Raw records
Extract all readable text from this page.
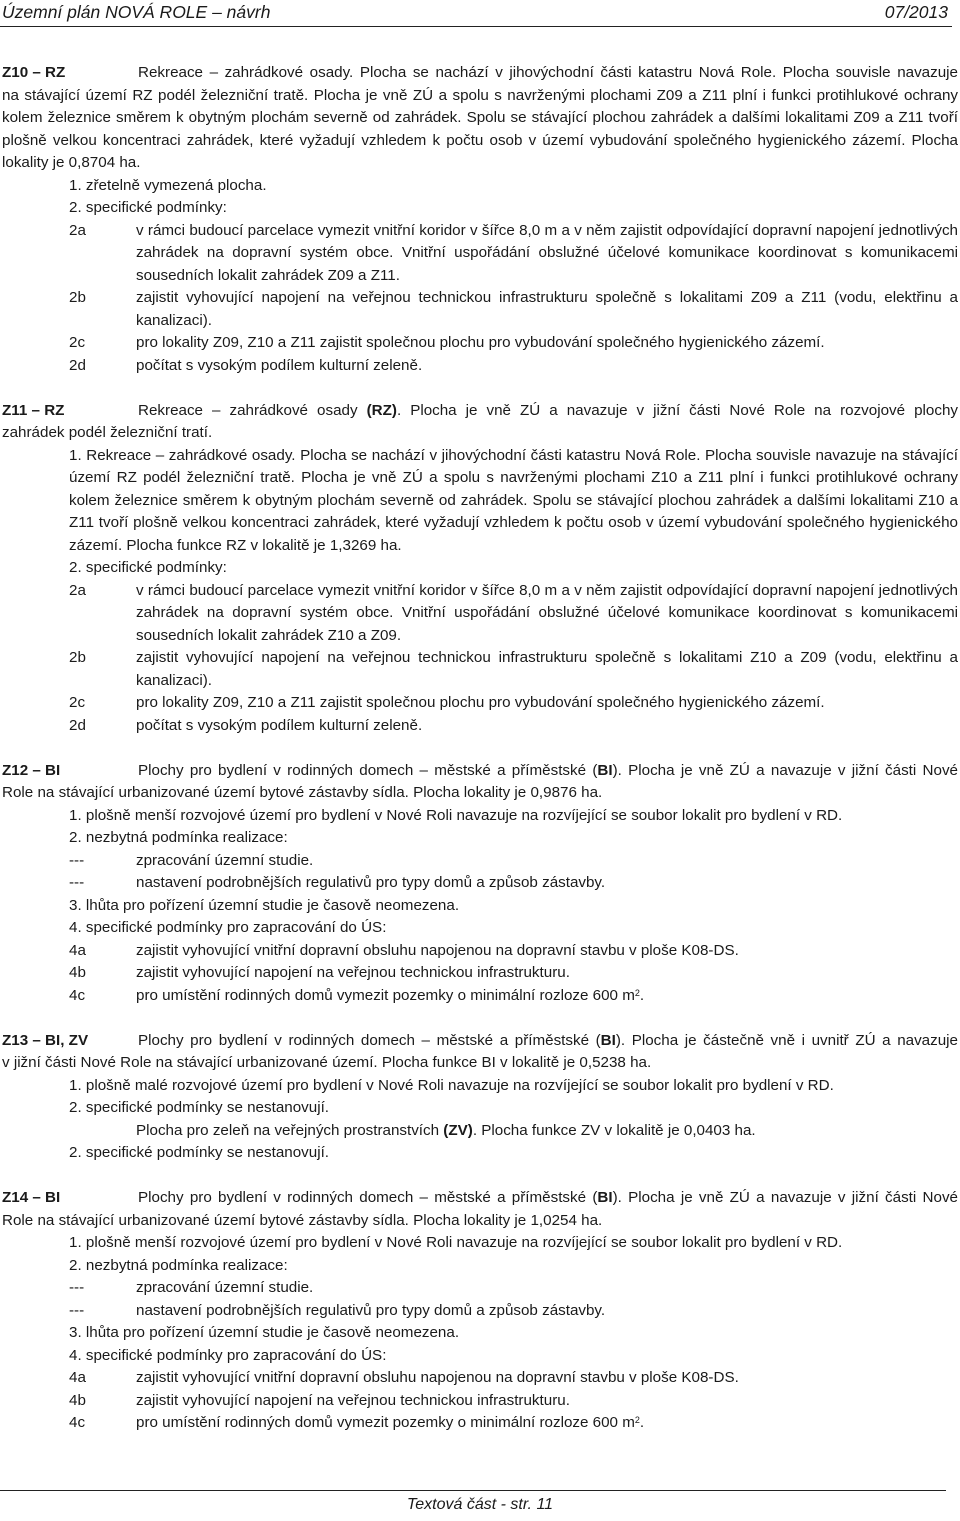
Územní plán NOVÁ ROLE – návrh	07/2013
Z10 – RZ	Rekreace – zahrádkové osady. Plocha se nachází v jihovýchodní části katastru Nová Role. Plocha souvisle navazuje
na stávající území RZ podél železniční tratě. Plocha je vně ZÚ a spolu s navrženými plochami Z09 a Z11 plní i funkci protihlukové ochrany kolem železnice směrem k obytným plochám severně od zahrádek. Spolu se stávající plochou zahrádek a dalšími lokalitami Z09 a Z11 tvoří plošně velkou koncentraci zahrádek, které vyžadují vzhledem k počtu osob v území vybudování společného hygienického zázemí. Plocha lokality je 0,8704 ha.
1. zřetelně vymezená plocha.
2. specifické podmínky:
2a	v rámci budoucí parcelace vymezit vnitřní koridor v šířce 8,0 m a v něm zajistit odpovídající dopravní napojení jednotlivých zahrádek na dopravní systém obce. Vnitřní uspořádání obslužné účelové komunikace koordinovat s komunikacemi sousedních lokalit zahrádek Z09 a Z11.
2b	zajistit vyhovující napojení na veřejnou technickou infrastrukturu společně s lokalitami Z09 a Z11 (vodu, elektřinu a kanalizaci).
2c	pro lokality Z09, Z10 a Z11 zajistit společnou plochu pro vybudování společného hygienického zázemí.
2d	počítat s vysokým podílem kulturní zeleně.
Z11 – RZ	Rekreace – zahrádkové osady (RZ). Plocha je vně ZÚ a navazuje v jižní části Nové Role na rozvojové plochy
zahrádek podél železniční tratí.
1. Rekreace – zahrádkové osady. Plocha se nachází v jihovýchodní části katastru Nová Role. Plocha souvisle navazuje na stávající území RZ podél železniční tratě. Plocha je vně ZÚ a spolu s navrženými plochami Z10 a Z11 plní i funkci protihlukové ochrany kolem železnice směrem k obytným plochám severně od zahrádek. Spolu se stávající plochou zahrádek a dalšími lokalitami Z10 a Z11 tvoří plošně velkou koncentraci zahrádek, které vyžadují vzhledem k počtu osob v území vybudování společného hygienického zázemí. Plocha funkce RZ v lokalitě je 1,3269 ha.
2. specifické podmínky:
2a	v rámci budoucí parcelace vymezit vnitřní koridor v šířce 8,0 m a v něm zajistit odpovídající dopravní napojení jednotlivých zahrádek na dopravní systém obce. Vnitřní uspořádání obslužné účelové komunikace koordinovat s komunikacemi sousedních lokalit zahrádek Z10 a Z09.
2b	zajistit vyhovující napojení na veřejnou technickou infrastrukturu společně s lokalitami Z10 a Z09 (vodu, elektřinu a kanalizaci).
2c	pro lokality Z09, Z10 a Z11 zajistit společnou plochu pro vybudování společného hygienického zázemí.
2d	počítat s vysokým podílem kulturní zeleně.
Z12 – BI	Plochy pro bydlení v rodinných domech – městské a příměstské (BI). Plocha je vně ZÚ a navazuje v jižní části Nové
Role na stávající urbanizované území bytové zástavby sídla. Plocha lokality je 0,9876 ha.
1. plošně menší rozvojové území pro bydlení v Nové Roli navazuje na rozvíjející se soubor lokalit pro bydlení v RD.
2. nezbytná podmínka realizace:
---	zpracování územní studie.
---	nastavení podrobnějších regulativů pro typy domů a způsob zástavby.
3. lhůta pro pořízení územní studie je časově neomezena.
4. specifické podmínky pro zapracování do ÚS:
4a	zajistit vyhovující vnitřní dopravní obsluhu napojenou na dopravní stavbu v ploše K08-DS.
4b	zajistit vyhovující napojení na veřejnou technickou infrastrukturu.
4c	pro umístění rodinných domů vymezit pozemky o minimální rozloze 600 $m^2$.
Z13 – BI, ZV	Plochy pro bydlení v rodinných domech – městské a příměstské (BI). Plocha je částečně vně i uvnitř ZÚ a navazuje
v jižní části Nové Role na stávající urbanizované území. Plocha funkce BI v lokalitě je 0,5238 ha.
1. plošně malé rozvojové území pro bydlení v Nové Roli navazuje na rozvíjející se soubor lokalit pro bydlení v RD.
2. specifické podmínky se nestanovují.
Plocha pro zeleň na veřejných prostranstvích (ZV). Plocha funkce ZV v lokalitě je 0,0403 ha.
2. specifické podmínky se nestanovují.
Z14 – BI	Plochy pro bydlení v rodinných domech – městské a příměstské (BI). Plocha je vně ZÚ a navazuje v jižní části Nové
Role na stávající urbanizované území bytové zástavby sídla. Plocha lokality je 1,0254 ha.
1. plošně menší rozvojové území pro bydlení v Nové Roli navazuje na rozvíjející se soubor lokalit pro bydlení v RD.
2. nezbytná podmínka realizace:
---	zpracování územní studie.
---	nastavení podrobnějších regulativů pro typy domů a způsob zástavby.
3. lhůta pro pořízení územní studie je časově neomezena.
4. specifické podmínky pro zapracování do ÚS:
4a	zajistit vyhovující vnitřní dopravní obsluhu napojenou na dopravní stavbu v ploše K08-DS.
4b	zajistit vyhovující napojení na veřejnou technickou infrastrukturu.
4c	pro umístění rodinných domů vymezit pozemky o minimální rozloze 600 $m^2$.
Textová část - str. 11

WHAT IS EXPECTED: Retype the listing exactly. Pictures do not belong in the copy.

EXERCISE RESULT:
Extract all readable text from this page.
Územní plán NOVÁ ROLE – návrh	07/2013
Z10 – RZ	Rekreace – zahrádkové osady. Plocha se nachází v jihovýchodní části katastru Nová Role. Plocha souvisle navazuje
na stávající území RZ podél železniční tratě. Plocha je vně ZÚ a spolu s navrženými plochami Z09 a Z11 plní i funkci protihlukové ochrany kolem železnice směrem k obytným plochám severně od zahrádek. Spolu se stávající plochou zahrádek a dalšími lokalitami Z09 a Z11 tvoří plošně velkou koncentraci zahrádek, které vyžadují vzhledem k počtu osob v území vybudování společného hygienického zázemí. Plocha lokality je 0,8704 ha.
1. zřetelně vymezená plocha.
2. specifické podmínky:
2a	v rámci budoucí parcelace vymezit vnitřní koridor v šířce 8,0 m a v něm zajistit odpovídající dopravní napojení jednotlivých zahrádek na dopravní systém obce. Vnitřní uspořádání obslužné účelové komunikace koordinovat s komunikacemi sousedních lokalit zahrádek Z09 a Z11.
2b	zajistit vyhovující napojení na veřejnou technickou infrastrukturu společně s lokalitami Z09 a Z11 (vodu, elektřinu a kanalizaci).
2c	pro lokality Z09, Z10 a Z11 zajistit společnou plochu pro vybudování společného hygienického zázemí.
2d	počítat s vysokým podílem kulturní zeleně.
Z11 – RZ	Rekreace – zahrádkové osady (RZ). Plocha je vně ZÚ a navazuje v jižní části Nové Role na rozvojové plochy
zahrádek podél železniční tratí.
1. Rekreace – zahrádkové osady. Plocha se nachází v jihovýchodní části katastru Nová Role. Plocha souvisle navazuje na stávající území RZ podél železniční tratě. Plocha je vně ZÚ a spolu s navrženými plochami Z10 a Z11 plní i funkci protihlukové ochrany kolem železnice směrem k obytným plochám severně od zahrádek. Spolu se stávající plochou zahrádek a dalšími lokalitami Z10 a Z11 tvoří plošně velkou koncentraci zahrádek, které vyžadují vzhledem k počtu osob v území vybudování společného hygienického zázemí. Plocha funkce RZ v lokalitě je 1,3269 ha.
2. specifické podmínky:
2a	v rámci budoucí parcelace vymezit vnitřní koridor v šířce 8,0 m a v něm zajistit odpovídající dopravní napojení jednotlivých zahrádek na dopravní systém obce. Vnitřní uspořádání obslužné účelové komunikace koordinovat s komunikacemi sousedních lokalit zahrádek Z10 a Z09.
2b	zajistit vyhovující napojení na veřejnou technickou infrastrukturu společně s lokalitami Z10 a Z09 (vodu, elektřinu a kanalizaci).
2c	pro lokality Z09, Z10 a Z11 zajistit společnou plochu pro vybudování společného hygienického zázemí.
2d	počítat s vysokým podílem kulturní zeleně.
Z12 – BI	Plochy pro bydlení v rodinných domech – městské a příměstské (BI). Plocha je vně ZÚ a navazuje v jižní části Nové
Role na stávající urbanizované území bytové zástavby sídla. Plocha lokality je 0,9876 ha.
1. plošně menší rozvojové území pro bydlení v Nové Roli navazuje na rozvíjející se soubor lokalit pro bydlení v RD.
2. nezbytná podmínka realizace:
---	zpracování územní studie.
---	nastavení podrobnějších regulativů pro typy domů a způsob zástavby.
3. lhůta pro pořízení územní studie je časově neomezena.
4. specifické podmínky pro zapracování do ÚS:
4a	zajistit vyhovující vnitřní dopravní obsluhu napojenou na dopravní stavbu v ploše K08-DS.
4b	zajistit vyhovující napojení na veřejnou technickou infrastrukturu.
4c	pro umístění rodinných domů vymezit pozemky o minimální rozloze 600 $m^2$.
Z13 – BI, ZV	Plochy pro bydlení v rodinných domech – městské a příměstské (BI). Plocha je částečně vně i uvnitř ZÚ a navazuje
v jižní části Nové Role na stávající urbanizované území. Plocha funkce BI v lokalitě je 0,5238 ha.
1. plošně malé rozvojové území pro bydlení v Nové Roli navazuje na rozvíjející se soubor lokalit pro bydlení v RD.
2. specifické podmínky se nestanovují.
Plocha pro zeleň na veřejných prostranstvích (ZV). Plocha funkce ZV v lokalitě je 0,0403 ha.
2. specifické podmínky se nestanovují.
Z14 – BI	Plochy pro bydlení v rodinných domech – městské a příměstské (BI). Plocha je vně ZÚ a navazuje v jižní části Nové
Role na stávající urbanizované území bytové zástavby sídla. Plocha lokality je 1,0254 ha.
1. plošně menší rozvojové území pro bydlení v Nové Roli navazuje na rozvíjející se soubor lokalit pro bydlení v RD.
2. nezbytná podmínka realizace:
---	zpracování územní studie.
---	nastavení podrobnějších regulativů pro typy domů a způsob zástavby.
3. lhůta pro pořízení územní studie je časově neomezena.
4. specifické podmínky pro zapracování do ÚS:
4a	zajistit vyhovující vnitřní dopravní obsluhu napojenou na dopravní stavbu v ploše K08-DS.
4b	zajistit vyhovující napojení na veřejnou technickou infrastrukturu.
4c	pro umístění rodinných domů vymezit pozemky o minimální rozloze 600 $m^2$.
Textová část - str. 11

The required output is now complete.